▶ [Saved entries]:
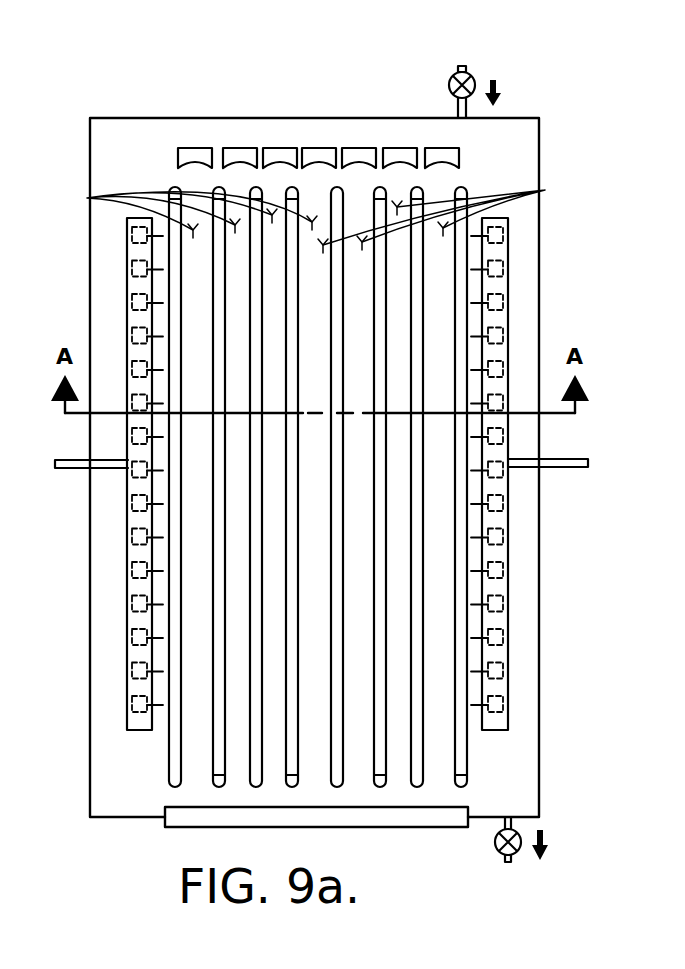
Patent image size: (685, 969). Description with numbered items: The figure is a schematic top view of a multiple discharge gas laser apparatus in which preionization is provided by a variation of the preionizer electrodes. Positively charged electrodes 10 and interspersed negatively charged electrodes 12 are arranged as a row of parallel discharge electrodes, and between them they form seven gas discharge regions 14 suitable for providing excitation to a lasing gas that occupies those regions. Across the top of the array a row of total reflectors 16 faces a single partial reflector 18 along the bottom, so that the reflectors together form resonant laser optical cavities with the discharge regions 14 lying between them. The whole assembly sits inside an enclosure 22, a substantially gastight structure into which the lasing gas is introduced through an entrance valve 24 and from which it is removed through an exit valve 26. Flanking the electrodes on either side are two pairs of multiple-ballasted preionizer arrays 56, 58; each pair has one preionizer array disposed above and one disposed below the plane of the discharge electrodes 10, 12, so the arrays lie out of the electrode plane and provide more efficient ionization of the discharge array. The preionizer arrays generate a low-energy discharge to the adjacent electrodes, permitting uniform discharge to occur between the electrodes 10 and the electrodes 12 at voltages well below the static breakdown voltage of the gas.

The positively charged electrodes 10 is at (290, 757).
The negatively charged electrodes 12 is at (257, 655).
The gas discharge regions 14 is at (87, 198).
The total reflectors 16 is at (313, 148).
The partial reflector 18 is at (165, 822).
The enclosure 22 is at (539, 560).
The entrance valve 24 is at (475, 75).
The exit valve 26 is at (500, 852).
The multiple-ballasted preionizer array 56 is at (128, 288).
The multiple-ballasted preionizer array 58 is at (502, 250).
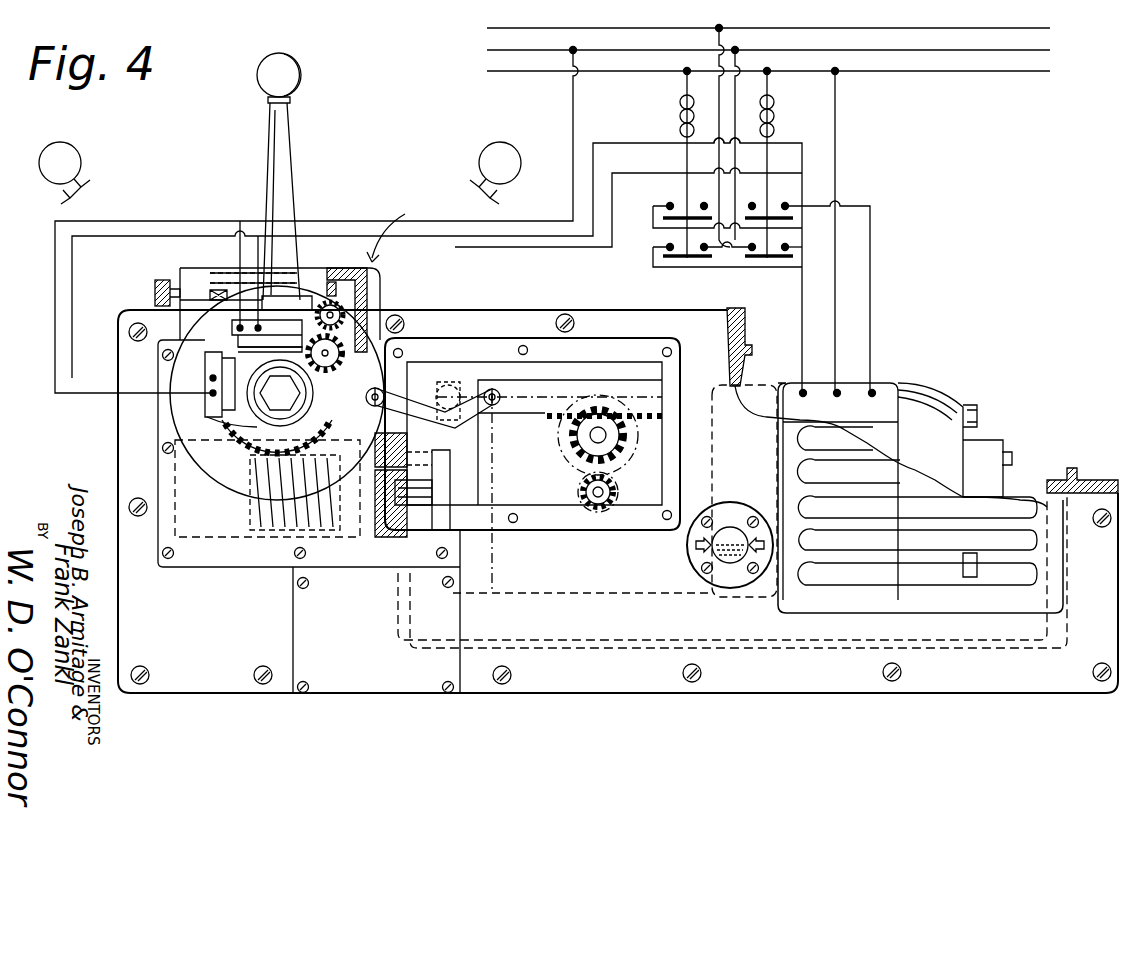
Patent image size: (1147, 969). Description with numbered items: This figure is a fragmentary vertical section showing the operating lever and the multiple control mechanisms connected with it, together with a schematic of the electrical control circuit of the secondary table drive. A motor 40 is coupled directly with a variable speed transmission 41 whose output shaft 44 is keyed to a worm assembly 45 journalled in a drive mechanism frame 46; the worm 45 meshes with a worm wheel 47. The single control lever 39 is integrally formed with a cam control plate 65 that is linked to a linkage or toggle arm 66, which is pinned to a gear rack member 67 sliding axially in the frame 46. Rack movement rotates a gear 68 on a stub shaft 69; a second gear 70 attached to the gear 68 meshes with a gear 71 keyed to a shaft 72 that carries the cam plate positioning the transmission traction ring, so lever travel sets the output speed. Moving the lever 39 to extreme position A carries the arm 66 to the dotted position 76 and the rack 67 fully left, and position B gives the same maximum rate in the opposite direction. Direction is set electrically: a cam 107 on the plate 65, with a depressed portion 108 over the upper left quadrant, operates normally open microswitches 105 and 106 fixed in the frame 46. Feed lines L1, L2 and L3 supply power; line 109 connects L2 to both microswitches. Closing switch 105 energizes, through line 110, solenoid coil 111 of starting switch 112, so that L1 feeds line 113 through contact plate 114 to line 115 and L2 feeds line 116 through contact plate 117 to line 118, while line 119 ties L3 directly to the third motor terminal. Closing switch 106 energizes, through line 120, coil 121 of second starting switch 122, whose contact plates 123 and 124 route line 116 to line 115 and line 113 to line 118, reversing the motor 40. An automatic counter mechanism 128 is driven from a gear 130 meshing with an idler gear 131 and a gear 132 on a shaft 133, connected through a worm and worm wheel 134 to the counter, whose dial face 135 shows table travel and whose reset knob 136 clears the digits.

The control lever 39 is at (290, 116).
The motor 40 is at (925, 415).
The variable speed transmission 41 is at (588, 580).
The output shaft 44 is at (420, 493).
The worm assembly 45 is at (270, 535).
The drive mechanism frame 46 is at (135, 490).
The worm wheel 47 is at (277, 393).
The cam control plate 65 is at (390, 386).
The linkage or toggle arm 66 is at (455, 412).
The gear rack member 67 is at (528, 420).
The gear 68 is at (628, 448).
The stub shaft 69 is at (606, 436).
The second gear 70 is at (560, 448).
The gear 71 is at (580, 490).
The shaft 72 is at (610, 492).
The dotted-line position of linkage arm 76 is at (440, 460).
The microswitch 105 is at (205, 365).
The microswitch 106 is at (245, 337).
The cam 107 is at (235, 425).
The depressed portion 108 is at (255, 352).
The line 109 is at (573, 176).
The line 110 is at (620, 143).
The solenoid coil 111 is at (680, 101).
The starting switch 112 is at (657, 199).
The line 113 is at (719, 145).
The contact plate 114 is at (704, 204).
The line 115 is at (653, 229).
The line 116 is at (736, 146).
The contact plate 117 is at (706, 251).
The line 118 is at (687, 268).
The line 119 is at (837, 155).
The line 120 is at (458, 248).
The solenoid coil 121 is at (775, 105).
The second starting switch 122 is at (809, 190).
The contact plate 123 is at (753, 204).
The switch contact plate 124 is at (790, 260).
The automatic counter mechanism 128 is at (397, 229).
The gear 130 is at (300, 378).
The idler gear 131 is at (387, 341).
The gear 132 is at (345, 318).
The shaft 133 is at (312, 318).
The worm and worm wheel 134 is at (338, 288).
The dial face 135 is at (312, 268).
The reset button or knob 136 is at (153, 292).
The extreme lever position A is at (503, 142).
The extreme lever position B is at (60, 142).
The feed line L1 is at (684, 24).
The feed line L2 is at (671, 46).
The feed line L3 is at (658, 68).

▶ [INSTRUCTIONS TO FOLLOW]: Format the part of the listing that runs from its start through the line containing "The multiple-ballasted preionizer array 58", including both ends, as a numbered list without blank lines. Leave the pictures out of the answer.

▶ [EXPECTED ANSWER]:
1. Patent image size: (685, 969). Description with numbered items: The figure is a schematic top view of a multiple discharge gas laser apparatus in which preionization is provided by a variation of the preionizer electrodes. Positively charged electrodes 10 and interspersed negatively charged electrodes 12 are arranged as a row of parallel discharge electrodes, and between them they form seven gas discharge regions 14 suitable for providing excitation to a lasing gas that occupies those regions. Across the top of the array a row of total reflectors 16 faces a single partial reflector 18 along the bottom, so that the reflectors together form resonant laser optical cavities with the discharge regions 14 lying between them. The whole assembly sits inside an enclosure 22, a substantially gastight structure into which the lasing gas is introduced through an entrance valve 24 and from which it is removed through an exit valve 26. Flanking the electrodes on either side are two pairs of multiple-ballasted preionizer arrays 56, 58; each pair has one preionizer array disposed above and one disposed below the plane of the discharge electrodes 10, 12, so the arrays lie out of the electrode plane and provide more efficient ionization of the discharge array. The preionizer arrays generate a low-energy discharge to the adjacent electrodes, permitting uniform discharge to occur between the electrodes 10 and the electrodes 12 at voltages well below the static breakdown voltage of the gas.
2. The positively charged electrodes 10 is at (290, 757).
3. The negatively charged electrodes 12 is at (257, 655).
4. The gas discharge regions 14 is at (87, 198).
5. The total reflectors 16 is at (313, 148).
6. The partial reflector 18 is at (165, 822).
7. The enclosure 22 is at (539, 560).
8. The entrance valve 24 is at (475, 75).
9. The exit valve 26 is at (500, 852).
10. The multiple-ballasted preionizer array 56 is at (128, 288).
11. The multiple-ballasted preionizer array 58 is at (502, 250).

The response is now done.